(Objetivo del ejercicio): Reproduzca completo y sin alterar una sola palabra el texto que figura a continuación sobre el Premio de Periodismo Simón Bolívar.

(Texto):
Juan Gabriel Vásquez, presidente del jurado del Premio de Periodismo Simón Bolívar, reflexionó en la ceremonia de entrega de los galardones sobre la actualidad de un oficio que cuando se ejerce bien, “es incómodo”.

8 de noviembre de 2015 Por: Especial para GACETA

Juan Gabriel Vásquez, presidente del jurado del Premio de Periodismo Simón Bolívar, reflexionó en la ceremonia de entrega de los galardones sobre la actualidad de un oficio que cuando se ejerce bien, “es incómodo”.

Señoras, señores:

Desde el mes de febrero pasado, cuando me reuní por primera vez con los seis periodistas de este jurado de fantasía, hasta el martes reciente en que nos pusimos de acuerdo sobre el último de los premiados, he vivido con la convicción de que los organizadores del Premio Simón Bolívar nunca conocerán de verdad la extensión de mi gratitud.

(Listado en bruto):
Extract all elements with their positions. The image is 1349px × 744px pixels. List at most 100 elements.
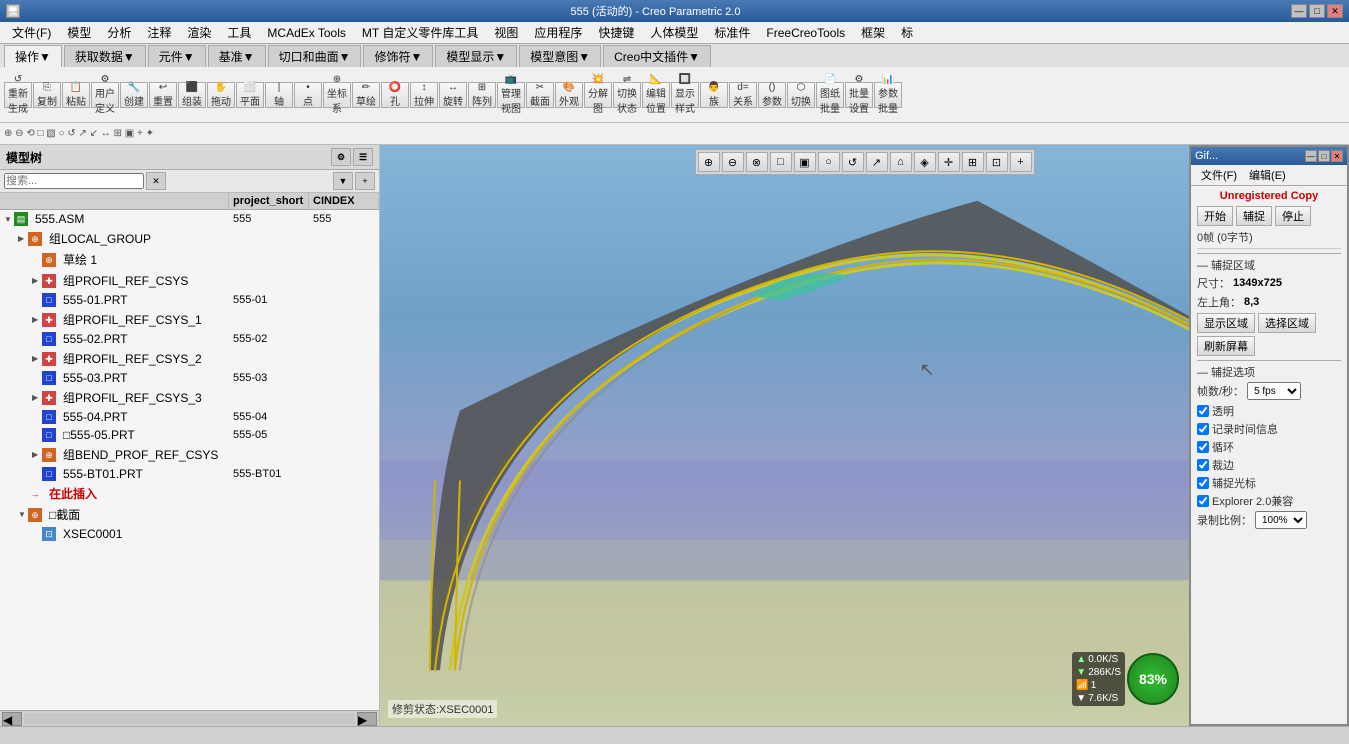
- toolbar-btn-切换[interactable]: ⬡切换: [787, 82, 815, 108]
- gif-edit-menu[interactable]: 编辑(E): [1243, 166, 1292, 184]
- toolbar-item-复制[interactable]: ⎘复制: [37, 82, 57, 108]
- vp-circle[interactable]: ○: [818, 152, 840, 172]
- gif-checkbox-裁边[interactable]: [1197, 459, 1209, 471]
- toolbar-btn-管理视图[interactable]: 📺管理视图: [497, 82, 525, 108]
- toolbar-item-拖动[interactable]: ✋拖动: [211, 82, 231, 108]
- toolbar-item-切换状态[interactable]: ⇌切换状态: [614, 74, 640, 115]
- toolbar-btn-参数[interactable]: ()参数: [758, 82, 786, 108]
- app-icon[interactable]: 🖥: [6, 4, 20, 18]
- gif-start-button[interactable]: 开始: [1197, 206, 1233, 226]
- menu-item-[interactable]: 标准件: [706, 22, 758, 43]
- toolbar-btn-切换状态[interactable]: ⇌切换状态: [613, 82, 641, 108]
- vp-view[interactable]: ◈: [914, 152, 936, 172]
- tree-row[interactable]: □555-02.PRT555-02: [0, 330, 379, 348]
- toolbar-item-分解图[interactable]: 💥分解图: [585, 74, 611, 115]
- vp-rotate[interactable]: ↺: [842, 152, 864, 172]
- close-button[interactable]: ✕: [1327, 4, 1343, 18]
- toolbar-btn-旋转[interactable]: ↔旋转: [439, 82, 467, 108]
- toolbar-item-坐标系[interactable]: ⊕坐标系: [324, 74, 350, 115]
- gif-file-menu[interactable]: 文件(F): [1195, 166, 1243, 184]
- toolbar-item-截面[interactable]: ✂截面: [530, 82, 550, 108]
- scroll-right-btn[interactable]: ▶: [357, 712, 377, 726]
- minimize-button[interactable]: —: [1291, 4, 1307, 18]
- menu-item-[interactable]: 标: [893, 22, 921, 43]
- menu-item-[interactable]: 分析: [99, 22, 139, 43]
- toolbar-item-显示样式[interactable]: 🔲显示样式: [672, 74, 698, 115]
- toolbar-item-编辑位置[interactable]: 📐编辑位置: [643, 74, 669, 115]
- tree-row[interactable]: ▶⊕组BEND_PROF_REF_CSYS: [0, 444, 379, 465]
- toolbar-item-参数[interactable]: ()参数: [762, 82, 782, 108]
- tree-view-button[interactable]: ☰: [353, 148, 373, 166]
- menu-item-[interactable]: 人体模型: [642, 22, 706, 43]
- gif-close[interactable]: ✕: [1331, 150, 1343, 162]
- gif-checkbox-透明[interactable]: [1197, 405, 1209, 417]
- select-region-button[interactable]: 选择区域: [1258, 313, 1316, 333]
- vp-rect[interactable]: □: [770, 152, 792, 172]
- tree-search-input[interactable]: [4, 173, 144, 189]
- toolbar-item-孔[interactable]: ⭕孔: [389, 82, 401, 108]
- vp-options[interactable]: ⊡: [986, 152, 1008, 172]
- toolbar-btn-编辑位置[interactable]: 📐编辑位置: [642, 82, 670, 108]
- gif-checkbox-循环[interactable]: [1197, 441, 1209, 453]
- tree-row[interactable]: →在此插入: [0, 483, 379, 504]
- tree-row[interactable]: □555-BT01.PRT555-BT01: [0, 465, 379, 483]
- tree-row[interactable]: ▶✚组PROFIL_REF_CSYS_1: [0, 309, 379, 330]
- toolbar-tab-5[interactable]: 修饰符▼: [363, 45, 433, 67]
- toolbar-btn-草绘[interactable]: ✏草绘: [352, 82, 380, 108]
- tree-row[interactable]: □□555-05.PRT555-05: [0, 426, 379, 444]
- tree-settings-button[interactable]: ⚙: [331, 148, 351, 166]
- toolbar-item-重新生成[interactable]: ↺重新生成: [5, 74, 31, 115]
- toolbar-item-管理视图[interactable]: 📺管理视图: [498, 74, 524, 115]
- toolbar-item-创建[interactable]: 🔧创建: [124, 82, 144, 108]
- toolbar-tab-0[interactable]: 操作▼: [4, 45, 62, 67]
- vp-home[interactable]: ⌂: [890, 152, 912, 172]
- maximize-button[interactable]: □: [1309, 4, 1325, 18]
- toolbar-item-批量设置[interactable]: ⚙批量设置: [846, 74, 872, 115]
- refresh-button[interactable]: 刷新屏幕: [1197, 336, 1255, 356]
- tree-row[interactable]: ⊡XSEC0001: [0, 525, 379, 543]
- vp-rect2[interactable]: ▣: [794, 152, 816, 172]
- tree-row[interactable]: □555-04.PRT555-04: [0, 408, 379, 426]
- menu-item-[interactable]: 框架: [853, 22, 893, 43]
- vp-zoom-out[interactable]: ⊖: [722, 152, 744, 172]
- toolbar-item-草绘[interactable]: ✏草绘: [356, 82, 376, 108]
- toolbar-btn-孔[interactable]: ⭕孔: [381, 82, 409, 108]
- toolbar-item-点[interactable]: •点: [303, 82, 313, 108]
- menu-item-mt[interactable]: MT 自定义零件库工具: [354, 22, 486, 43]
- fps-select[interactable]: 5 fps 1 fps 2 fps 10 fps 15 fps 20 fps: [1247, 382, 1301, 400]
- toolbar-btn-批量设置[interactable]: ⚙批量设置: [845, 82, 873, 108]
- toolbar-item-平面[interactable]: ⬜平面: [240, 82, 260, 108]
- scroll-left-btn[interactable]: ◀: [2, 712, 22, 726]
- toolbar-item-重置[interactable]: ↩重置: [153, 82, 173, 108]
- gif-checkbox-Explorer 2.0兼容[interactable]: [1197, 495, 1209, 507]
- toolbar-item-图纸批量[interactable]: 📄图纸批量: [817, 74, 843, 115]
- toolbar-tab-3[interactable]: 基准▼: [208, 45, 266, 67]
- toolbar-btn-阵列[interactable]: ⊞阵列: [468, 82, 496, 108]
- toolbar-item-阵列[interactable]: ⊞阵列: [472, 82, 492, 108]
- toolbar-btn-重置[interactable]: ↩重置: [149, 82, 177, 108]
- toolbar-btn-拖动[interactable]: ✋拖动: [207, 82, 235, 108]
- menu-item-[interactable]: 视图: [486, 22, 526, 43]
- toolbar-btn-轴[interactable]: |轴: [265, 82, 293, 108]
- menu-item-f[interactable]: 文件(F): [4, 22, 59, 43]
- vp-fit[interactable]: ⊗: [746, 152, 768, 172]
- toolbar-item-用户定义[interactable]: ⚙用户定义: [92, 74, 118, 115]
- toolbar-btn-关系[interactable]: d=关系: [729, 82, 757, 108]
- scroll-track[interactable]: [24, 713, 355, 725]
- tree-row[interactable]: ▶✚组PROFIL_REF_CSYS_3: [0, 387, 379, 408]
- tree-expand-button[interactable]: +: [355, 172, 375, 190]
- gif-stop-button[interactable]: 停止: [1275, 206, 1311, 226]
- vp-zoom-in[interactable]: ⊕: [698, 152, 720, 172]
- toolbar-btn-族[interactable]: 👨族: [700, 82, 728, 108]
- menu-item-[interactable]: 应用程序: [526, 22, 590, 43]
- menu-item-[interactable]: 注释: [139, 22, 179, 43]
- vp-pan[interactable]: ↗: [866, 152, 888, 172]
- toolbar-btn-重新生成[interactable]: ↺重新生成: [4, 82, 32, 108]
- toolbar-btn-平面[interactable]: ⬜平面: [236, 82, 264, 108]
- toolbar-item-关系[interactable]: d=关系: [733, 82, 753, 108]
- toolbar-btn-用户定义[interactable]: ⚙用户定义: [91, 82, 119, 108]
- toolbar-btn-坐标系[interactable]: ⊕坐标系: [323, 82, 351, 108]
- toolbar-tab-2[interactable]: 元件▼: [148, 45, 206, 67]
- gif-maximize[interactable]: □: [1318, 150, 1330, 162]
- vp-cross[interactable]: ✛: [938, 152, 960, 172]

* * *

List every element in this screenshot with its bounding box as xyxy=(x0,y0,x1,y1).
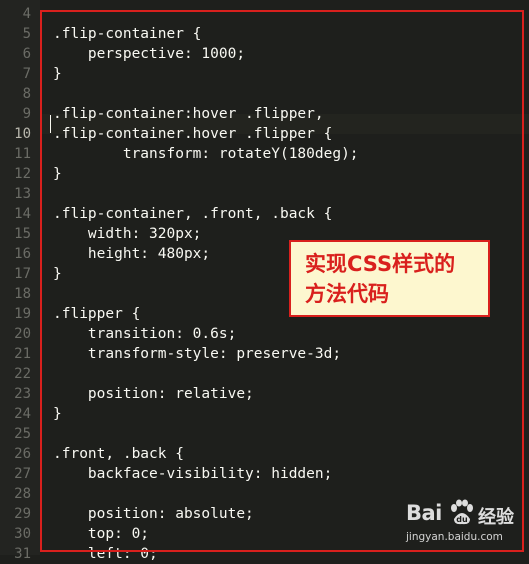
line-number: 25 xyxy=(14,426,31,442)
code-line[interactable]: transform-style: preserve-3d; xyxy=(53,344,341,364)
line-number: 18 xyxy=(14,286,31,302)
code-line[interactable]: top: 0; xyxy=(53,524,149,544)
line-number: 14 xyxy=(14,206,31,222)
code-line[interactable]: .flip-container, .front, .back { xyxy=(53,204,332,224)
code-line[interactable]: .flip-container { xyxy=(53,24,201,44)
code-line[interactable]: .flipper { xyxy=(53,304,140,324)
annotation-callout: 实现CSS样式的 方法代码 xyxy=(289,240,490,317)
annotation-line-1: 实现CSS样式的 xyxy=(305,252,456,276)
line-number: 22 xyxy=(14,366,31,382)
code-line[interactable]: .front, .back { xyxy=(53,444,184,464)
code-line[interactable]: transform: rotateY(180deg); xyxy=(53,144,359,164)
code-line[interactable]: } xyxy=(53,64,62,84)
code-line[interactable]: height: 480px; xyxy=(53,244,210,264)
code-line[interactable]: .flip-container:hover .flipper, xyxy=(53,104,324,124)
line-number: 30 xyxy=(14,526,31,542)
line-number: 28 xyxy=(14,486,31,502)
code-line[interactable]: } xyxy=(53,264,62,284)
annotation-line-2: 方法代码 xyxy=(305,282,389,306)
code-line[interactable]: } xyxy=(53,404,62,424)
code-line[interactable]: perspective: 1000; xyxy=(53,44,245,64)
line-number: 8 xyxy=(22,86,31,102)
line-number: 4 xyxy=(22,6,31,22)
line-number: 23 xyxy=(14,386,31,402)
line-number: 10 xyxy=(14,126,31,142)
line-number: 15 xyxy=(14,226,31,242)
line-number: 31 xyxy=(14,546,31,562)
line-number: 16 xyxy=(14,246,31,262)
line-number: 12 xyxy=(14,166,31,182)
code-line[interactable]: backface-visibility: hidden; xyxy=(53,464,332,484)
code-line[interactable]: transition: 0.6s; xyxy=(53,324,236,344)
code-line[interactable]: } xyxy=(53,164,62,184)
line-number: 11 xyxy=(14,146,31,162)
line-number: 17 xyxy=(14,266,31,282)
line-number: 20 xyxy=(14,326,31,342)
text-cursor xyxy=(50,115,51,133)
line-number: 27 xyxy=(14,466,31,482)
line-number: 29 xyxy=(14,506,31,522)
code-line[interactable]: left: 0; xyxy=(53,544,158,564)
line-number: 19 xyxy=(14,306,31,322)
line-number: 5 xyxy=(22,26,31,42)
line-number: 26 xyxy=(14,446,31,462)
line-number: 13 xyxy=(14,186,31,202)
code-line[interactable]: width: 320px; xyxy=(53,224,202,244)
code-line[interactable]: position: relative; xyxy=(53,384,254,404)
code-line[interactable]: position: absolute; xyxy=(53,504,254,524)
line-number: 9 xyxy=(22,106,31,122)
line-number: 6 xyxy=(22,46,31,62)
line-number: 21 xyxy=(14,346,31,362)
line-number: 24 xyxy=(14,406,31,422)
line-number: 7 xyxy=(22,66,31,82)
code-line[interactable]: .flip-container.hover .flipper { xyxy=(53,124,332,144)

(Ejercicio resuelto):
Juan Gabriel Vásquez, presidente del jurado del Premio de Periodismo Simón Bolívar, reflexionó en la ceremonia de entrega de los galardones sobre la actualidad de un oficio que cuando se ejerce bien, “es incómodo”.

8 de noviembre de 2015 Por: Especial para GACETA

Juan Gabriel Vásquez, presidente del jurado del Premio de Periodismo Simón Bolívar, reflexionó en la ceremonia de entrega de los galardones sobre la actualidad de un oficio que cuando se ejerce bien, “es incómodo”.

Señoras, señores:

Desde el mes de febrero pasado, cuando me reuní por primera vez con los seis periodistas de este jurado de fantasía, hasta el martes reciente en que nos pusimos de acuerdo sobre el último de los premiados, he vivido con la convicción de que los organizadores del Premio Simón Bolívar nunca conocerán de verdad la extensión de mi gratitud.